== Task prompt ==
Scan the material below for the string "title", and copy every line where it shows up.

* Start Records shown *

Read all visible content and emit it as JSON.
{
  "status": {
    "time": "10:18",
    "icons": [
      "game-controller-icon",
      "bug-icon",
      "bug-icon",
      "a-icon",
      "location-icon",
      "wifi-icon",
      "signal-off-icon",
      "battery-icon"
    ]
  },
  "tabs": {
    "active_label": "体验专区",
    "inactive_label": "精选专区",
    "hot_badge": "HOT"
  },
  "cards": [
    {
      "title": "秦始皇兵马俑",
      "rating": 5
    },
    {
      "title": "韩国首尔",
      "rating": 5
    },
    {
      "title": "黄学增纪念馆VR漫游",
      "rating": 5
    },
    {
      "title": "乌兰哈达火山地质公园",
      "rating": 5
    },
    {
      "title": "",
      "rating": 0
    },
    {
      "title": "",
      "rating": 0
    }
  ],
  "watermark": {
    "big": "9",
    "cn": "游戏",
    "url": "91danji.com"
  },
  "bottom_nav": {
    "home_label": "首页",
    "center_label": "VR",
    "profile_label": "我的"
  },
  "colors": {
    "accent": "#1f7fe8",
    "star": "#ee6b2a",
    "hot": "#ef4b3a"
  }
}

* End Records shown *

== Response to this exercise ==
      "title": "秦始皇兵马俑",
      "title": "韩国首尔",
      "title": "黄学增纪念馆VR漫游",
      "title": "乌兰哈达火山地质公园",
      "title": "",
      "title": "",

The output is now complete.